### Written problem A
Answer these questions using the checklist on preparing a web application for public launch.
(i) What attribute should be added to user-generated links to avoid spam?
(ii) According to the checklist, which guide covers web site security from top to bottom?
(iii) What should happen after a successful POST, and why?
### Written problem B
The checklist on preparing a web application for public launch names the browsers and browser engines to test against at a minimum. List every one of them.
### Written problem C
Translate this sentence from the checklist on preparing a web application for public launch into Spanish: "Don’t put users’ email addresses in plain text as they will get spammed to death."

***** Page extract

Home » What technical details should a programmer of a web application consider before making the site public?

What technical details should a programmer of a web application consider before making the site public?

Solutons:


The idea here is that most of us should already know most of what is on this list. But there just might be one or two items you haven’t really looked into before, don’t fully understand, or maybe never even heard of.

Interface and User Experience

  • Be aware that browsers implement standards inconsistently and make sure your site works reasonably well across all major browsers. At a minimum test against a recent Gecko engine (Firefox), a WebKit engine (Safari and some mobile browsers), Chrome, your supported IE browsers (take advantage of the Application Compatibility VPC Images), and Opera. Also consider how browsers render your site in different operating systems.
  • Consider how people might use the site other than from the major browsers: cell phones, screen readers and search engines, for example. — Some accessibility info: WAI and Section508, Mobile development: MobiForge.
  • Staging: How to deploy updates without affecting your users. Have one or more test or staging environments available to implement changes to architecture, code or sweeping content and ensure that they can be deployed in a controlled way without breaking anything. Have an automated way of then deploying approved changes to the live site. This is most effectively implemented in conjunction with the use of a version control system (git, Subversion, etc.) and an automated build mechanism (Ant, NAnt, etc.).
  • Don’t display unfriendly errors directly to the user.
  • Don’t put users’ email addresses in plain text as they will get spammed to death.
  • Add the attribute rel="nofollow" to user-generated links to avoid spam.
  • Build well-considered limits into your site – This also belongs under Security.
  • Learn how to do progressive enhancement.
  • Redirect after a POST if that POST was successful, to prevent a refresh from submitting again.
  • Don’t forget to take accessibility into account. It’s always a good idea and in certain circumstances it’s a legal requirement. WAI-ARIA and WCAG 2 are good resources in this area.
  • Read Don’t Make Me Think.

Security

  • It’s a lot to digest but the OWASP development guide covers Web Site security from top to bottom.
  • Know about Injection especially SQL injection and how to prevent it.

**********
***** Data shown

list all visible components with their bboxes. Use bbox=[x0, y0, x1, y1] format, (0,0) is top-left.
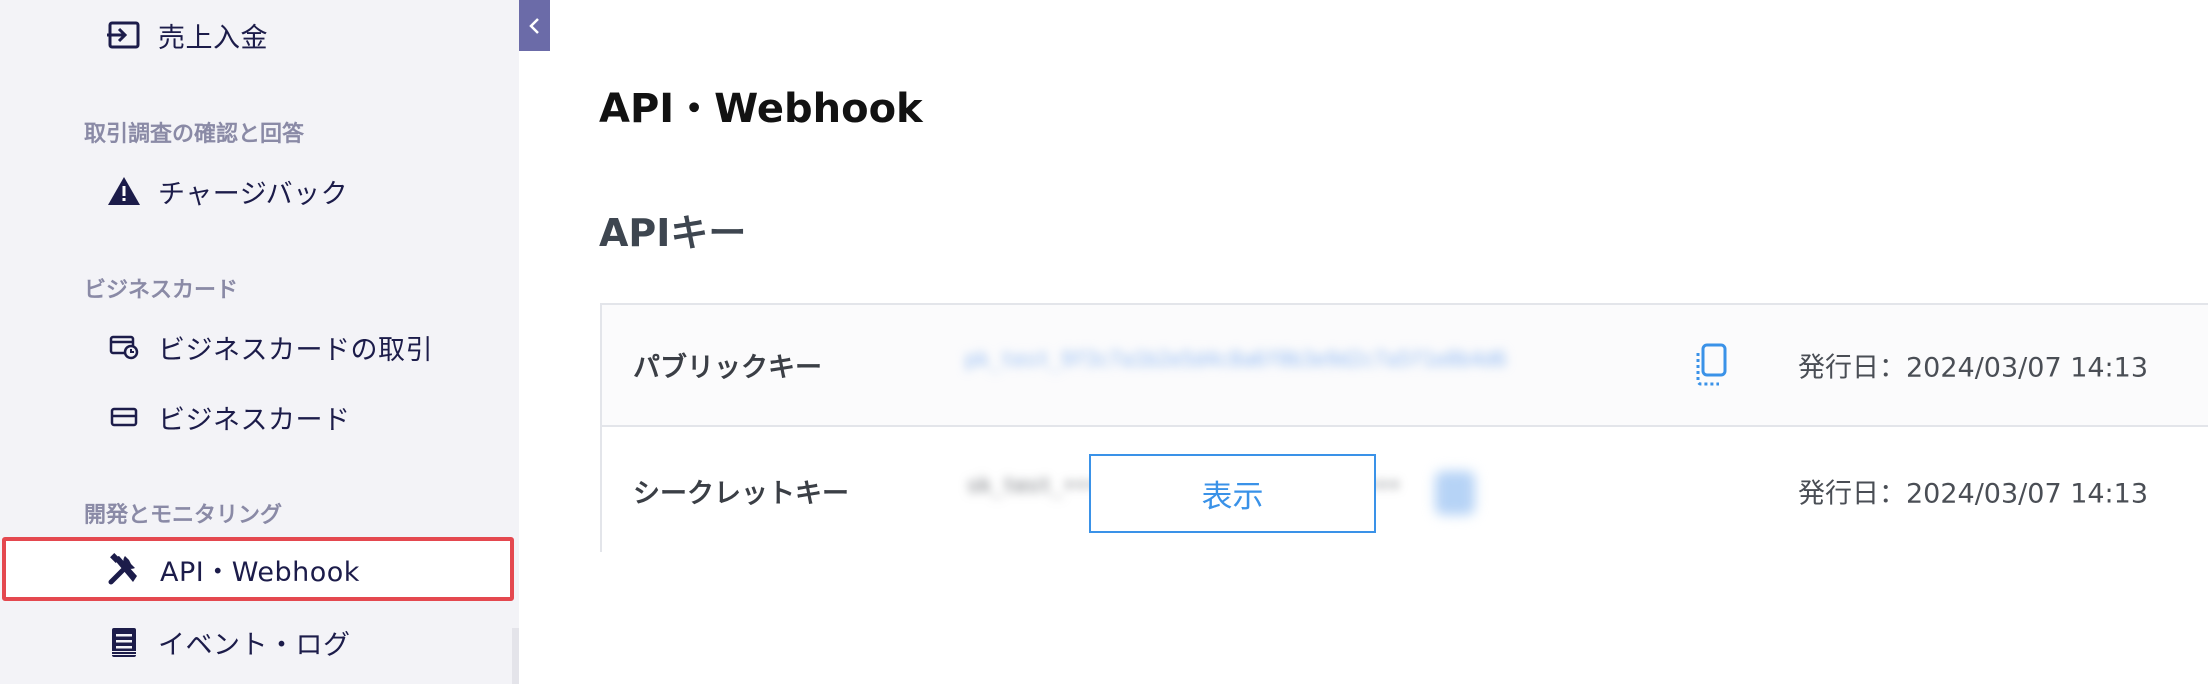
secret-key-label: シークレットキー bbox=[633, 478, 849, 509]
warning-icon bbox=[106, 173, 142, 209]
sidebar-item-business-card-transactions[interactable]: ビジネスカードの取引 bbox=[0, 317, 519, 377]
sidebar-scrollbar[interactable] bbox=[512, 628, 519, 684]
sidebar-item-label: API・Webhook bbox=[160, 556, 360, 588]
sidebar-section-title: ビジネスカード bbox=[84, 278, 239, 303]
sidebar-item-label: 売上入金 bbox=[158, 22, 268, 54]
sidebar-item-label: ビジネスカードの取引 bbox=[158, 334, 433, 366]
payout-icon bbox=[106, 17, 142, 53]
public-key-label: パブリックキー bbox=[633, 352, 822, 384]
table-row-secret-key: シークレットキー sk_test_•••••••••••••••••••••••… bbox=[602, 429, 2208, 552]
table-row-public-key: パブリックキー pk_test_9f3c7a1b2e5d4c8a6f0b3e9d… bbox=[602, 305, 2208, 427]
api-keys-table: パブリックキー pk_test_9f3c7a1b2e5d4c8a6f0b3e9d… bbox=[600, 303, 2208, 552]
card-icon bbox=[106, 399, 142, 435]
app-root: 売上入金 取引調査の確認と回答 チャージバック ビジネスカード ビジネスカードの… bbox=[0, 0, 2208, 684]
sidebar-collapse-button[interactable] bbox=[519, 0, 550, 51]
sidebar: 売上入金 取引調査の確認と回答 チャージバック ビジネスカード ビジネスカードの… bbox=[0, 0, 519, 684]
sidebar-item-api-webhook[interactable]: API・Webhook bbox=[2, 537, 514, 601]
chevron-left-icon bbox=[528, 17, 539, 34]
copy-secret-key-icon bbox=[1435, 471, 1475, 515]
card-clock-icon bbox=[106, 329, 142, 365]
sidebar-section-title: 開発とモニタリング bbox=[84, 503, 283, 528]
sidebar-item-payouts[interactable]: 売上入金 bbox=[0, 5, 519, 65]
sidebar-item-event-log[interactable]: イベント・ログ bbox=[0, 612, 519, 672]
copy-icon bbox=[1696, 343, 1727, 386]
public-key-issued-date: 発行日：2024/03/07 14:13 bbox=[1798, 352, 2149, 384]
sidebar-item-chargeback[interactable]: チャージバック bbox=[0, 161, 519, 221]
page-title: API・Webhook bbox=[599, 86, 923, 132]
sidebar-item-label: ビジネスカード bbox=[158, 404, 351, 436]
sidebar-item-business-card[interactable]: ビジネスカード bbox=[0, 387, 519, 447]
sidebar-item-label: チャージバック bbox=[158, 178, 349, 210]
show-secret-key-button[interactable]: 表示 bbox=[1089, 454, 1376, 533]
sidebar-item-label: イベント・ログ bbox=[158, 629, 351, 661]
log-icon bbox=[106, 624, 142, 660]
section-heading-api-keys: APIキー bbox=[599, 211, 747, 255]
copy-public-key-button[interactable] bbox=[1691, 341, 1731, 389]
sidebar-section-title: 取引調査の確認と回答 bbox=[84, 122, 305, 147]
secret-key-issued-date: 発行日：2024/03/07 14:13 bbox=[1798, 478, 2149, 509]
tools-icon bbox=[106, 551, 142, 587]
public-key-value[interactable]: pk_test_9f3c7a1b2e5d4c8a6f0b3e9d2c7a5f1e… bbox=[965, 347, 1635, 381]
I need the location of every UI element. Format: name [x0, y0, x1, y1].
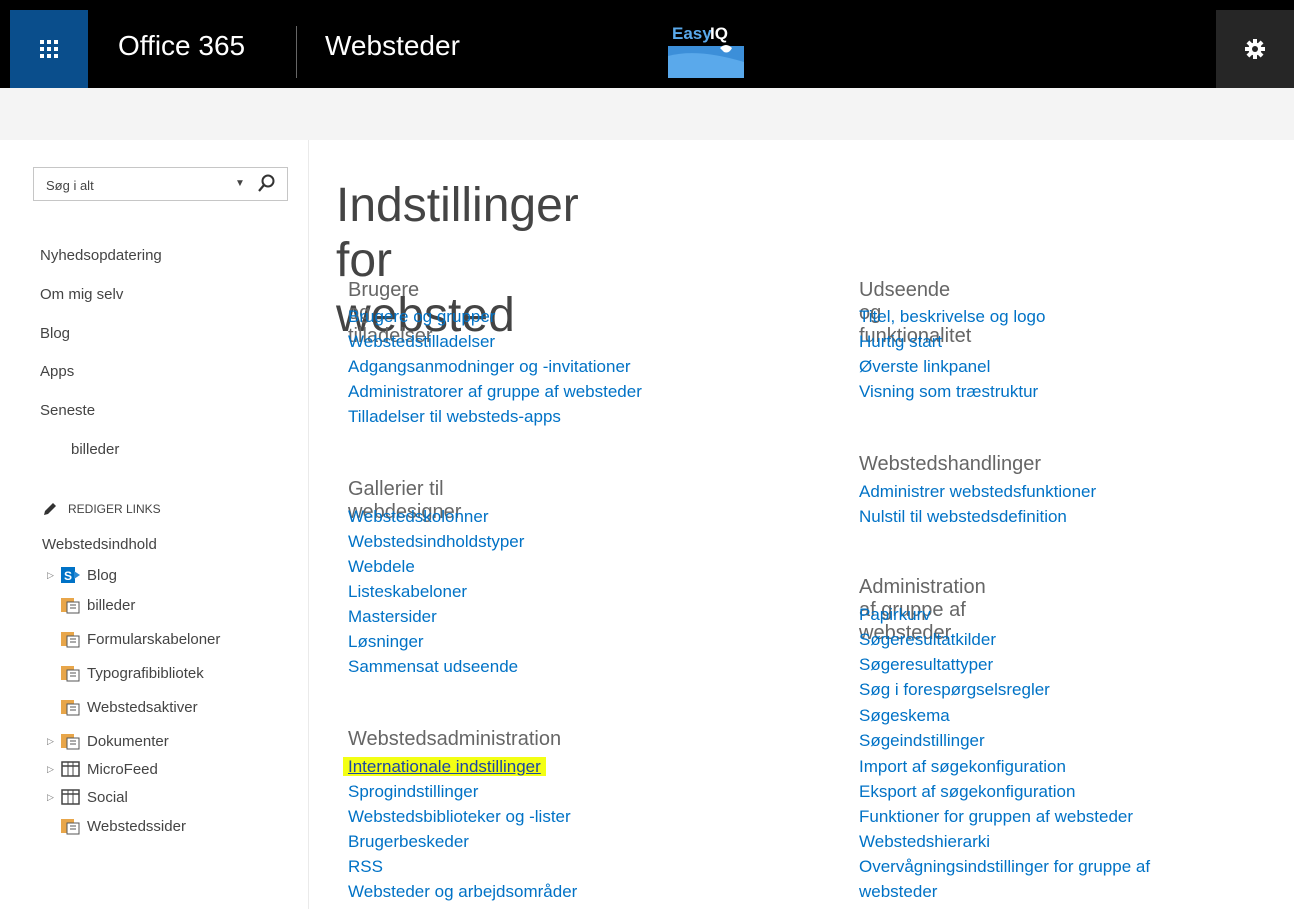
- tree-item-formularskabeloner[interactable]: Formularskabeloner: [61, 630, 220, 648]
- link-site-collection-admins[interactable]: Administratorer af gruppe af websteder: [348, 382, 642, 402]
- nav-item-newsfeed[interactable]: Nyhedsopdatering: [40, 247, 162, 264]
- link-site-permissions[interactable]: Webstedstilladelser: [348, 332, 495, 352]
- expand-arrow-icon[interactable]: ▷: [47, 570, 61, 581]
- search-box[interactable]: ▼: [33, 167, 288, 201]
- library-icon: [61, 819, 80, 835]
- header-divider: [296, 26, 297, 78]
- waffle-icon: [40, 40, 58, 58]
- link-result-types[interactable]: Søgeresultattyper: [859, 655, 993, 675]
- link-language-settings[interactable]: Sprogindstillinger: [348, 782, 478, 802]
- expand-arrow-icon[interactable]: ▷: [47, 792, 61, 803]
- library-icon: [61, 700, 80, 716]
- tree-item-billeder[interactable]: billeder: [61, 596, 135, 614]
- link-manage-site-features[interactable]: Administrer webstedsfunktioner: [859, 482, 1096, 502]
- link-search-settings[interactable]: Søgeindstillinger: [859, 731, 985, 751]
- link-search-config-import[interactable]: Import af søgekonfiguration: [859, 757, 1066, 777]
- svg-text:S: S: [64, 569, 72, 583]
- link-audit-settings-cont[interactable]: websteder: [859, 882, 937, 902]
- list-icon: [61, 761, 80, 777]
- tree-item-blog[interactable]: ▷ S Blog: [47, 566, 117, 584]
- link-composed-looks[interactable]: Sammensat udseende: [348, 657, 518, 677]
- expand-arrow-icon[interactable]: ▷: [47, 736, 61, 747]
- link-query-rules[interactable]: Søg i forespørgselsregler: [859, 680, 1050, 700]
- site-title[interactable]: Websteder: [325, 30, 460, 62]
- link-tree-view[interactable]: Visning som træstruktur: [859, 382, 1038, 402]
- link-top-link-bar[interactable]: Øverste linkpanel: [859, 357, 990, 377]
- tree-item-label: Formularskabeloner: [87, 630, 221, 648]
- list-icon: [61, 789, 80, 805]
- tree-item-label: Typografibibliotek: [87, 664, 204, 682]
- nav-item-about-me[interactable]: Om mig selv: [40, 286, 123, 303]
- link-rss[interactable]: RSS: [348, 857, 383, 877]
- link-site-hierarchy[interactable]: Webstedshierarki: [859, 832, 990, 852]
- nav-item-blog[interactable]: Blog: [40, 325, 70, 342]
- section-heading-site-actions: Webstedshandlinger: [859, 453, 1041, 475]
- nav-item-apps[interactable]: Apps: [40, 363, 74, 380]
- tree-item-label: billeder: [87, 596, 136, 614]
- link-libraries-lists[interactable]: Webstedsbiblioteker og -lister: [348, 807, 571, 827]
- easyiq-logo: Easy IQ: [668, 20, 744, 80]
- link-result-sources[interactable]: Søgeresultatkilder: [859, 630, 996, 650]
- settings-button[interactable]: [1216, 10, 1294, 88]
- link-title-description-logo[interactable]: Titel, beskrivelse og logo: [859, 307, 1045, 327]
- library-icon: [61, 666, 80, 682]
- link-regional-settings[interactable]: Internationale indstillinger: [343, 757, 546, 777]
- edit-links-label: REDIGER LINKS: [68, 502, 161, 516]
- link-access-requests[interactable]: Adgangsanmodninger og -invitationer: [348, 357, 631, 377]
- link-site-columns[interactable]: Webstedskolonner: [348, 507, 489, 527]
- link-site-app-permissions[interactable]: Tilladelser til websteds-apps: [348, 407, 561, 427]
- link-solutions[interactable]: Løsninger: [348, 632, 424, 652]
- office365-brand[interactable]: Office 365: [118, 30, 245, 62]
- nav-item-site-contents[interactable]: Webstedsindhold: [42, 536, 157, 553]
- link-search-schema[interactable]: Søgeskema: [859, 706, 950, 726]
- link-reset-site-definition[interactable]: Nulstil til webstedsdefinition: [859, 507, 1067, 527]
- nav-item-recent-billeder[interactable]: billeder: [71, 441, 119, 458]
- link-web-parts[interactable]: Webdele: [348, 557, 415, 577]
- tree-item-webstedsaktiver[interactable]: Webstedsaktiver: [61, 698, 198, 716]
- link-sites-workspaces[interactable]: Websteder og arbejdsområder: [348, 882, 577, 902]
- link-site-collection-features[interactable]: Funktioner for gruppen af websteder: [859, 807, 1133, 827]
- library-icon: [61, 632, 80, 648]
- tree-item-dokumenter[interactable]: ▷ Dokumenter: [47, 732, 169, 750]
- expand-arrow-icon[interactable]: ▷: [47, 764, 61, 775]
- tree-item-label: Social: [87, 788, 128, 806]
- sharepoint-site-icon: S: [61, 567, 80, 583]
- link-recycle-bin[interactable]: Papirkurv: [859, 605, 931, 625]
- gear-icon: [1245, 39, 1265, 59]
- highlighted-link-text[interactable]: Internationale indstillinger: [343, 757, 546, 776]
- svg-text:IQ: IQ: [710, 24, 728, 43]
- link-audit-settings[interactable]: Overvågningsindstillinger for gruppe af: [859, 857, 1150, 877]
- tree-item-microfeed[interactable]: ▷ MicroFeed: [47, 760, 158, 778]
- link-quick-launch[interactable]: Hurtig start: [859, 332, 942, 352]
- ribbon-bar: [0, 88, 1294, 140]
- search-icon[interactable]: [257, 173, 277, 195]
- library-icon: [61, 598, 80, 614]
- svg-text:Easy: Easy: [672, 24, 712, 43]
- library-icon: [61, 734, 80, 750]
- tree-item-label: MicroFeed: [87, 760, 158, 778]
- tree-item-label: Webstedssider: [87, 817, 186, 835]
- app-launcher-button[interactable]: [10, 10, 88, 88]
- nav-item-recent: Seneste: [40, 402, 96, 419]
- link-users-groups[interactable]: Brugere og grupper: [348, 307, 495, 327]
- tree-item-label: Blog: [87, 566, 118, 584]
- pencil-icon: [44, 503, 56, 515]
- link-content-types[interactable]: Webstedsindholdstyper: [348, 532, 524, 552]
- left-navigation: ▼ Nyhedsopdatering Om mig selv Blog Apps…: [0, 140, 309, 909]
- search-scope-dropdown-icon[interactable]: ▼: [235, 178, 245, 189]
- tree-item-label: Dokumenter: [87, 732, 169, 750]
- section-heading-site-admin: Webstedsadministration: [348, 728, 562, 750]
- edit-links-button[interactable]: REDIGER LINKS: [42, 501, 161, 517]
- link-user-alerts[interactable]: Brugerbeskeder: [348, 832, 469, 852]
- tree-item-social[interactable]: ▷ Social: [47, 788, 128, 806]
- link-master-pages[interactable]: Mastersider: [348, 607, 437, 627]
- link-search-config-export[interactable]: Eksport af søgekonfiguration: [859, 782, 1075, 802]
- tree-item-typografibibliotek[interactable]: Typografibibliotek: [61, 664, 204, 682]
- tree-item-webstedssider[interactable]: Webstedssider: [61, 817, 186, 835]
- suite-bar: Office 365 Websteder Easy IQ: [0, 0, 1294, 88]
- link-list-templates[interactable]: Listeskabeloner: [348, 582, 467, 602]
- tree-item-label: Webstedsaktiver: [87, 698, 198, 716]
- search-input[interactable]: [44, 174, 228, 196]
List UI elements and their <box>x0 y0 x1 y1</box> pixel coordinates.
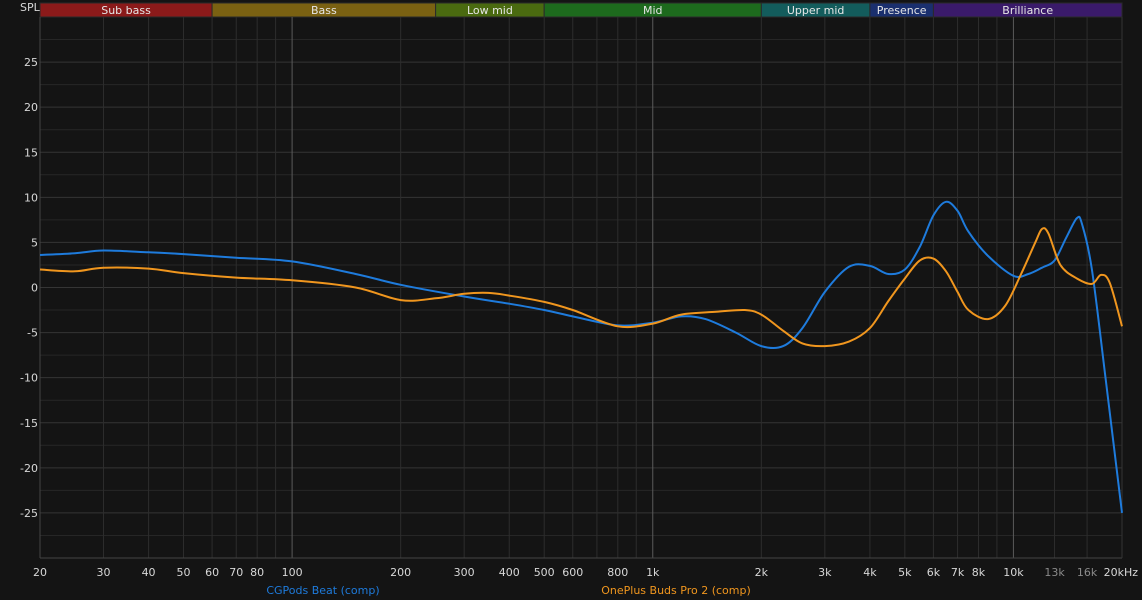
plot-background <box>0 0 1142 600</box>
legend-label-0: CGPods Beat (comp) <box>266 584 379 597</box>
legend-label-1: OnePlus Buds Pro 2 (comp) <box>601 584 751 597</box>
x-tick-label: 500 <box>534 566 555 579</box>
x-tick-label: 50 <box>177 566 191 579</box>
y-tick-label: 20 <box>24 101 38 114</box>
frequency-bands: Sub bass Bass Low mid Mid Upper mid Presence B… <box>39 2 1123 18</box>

**********

### Written reply A
(i) rel="nofollow"
(ii) The OWASP development guide.
(iii) The site should redirect, so that a refresh does not submit the POST again.

### Written reply B
- A recent Gecko engine (Firefox)
- A WebKit engine (Safari and some mobile browsers)
- Chrome
- Your supported IE browsers
- Opera

### Written reply C
No pongas las direcciones de correo electrónico de los usuarios en texto plano, ya que los bombardearán con spam hasta el hartazgo.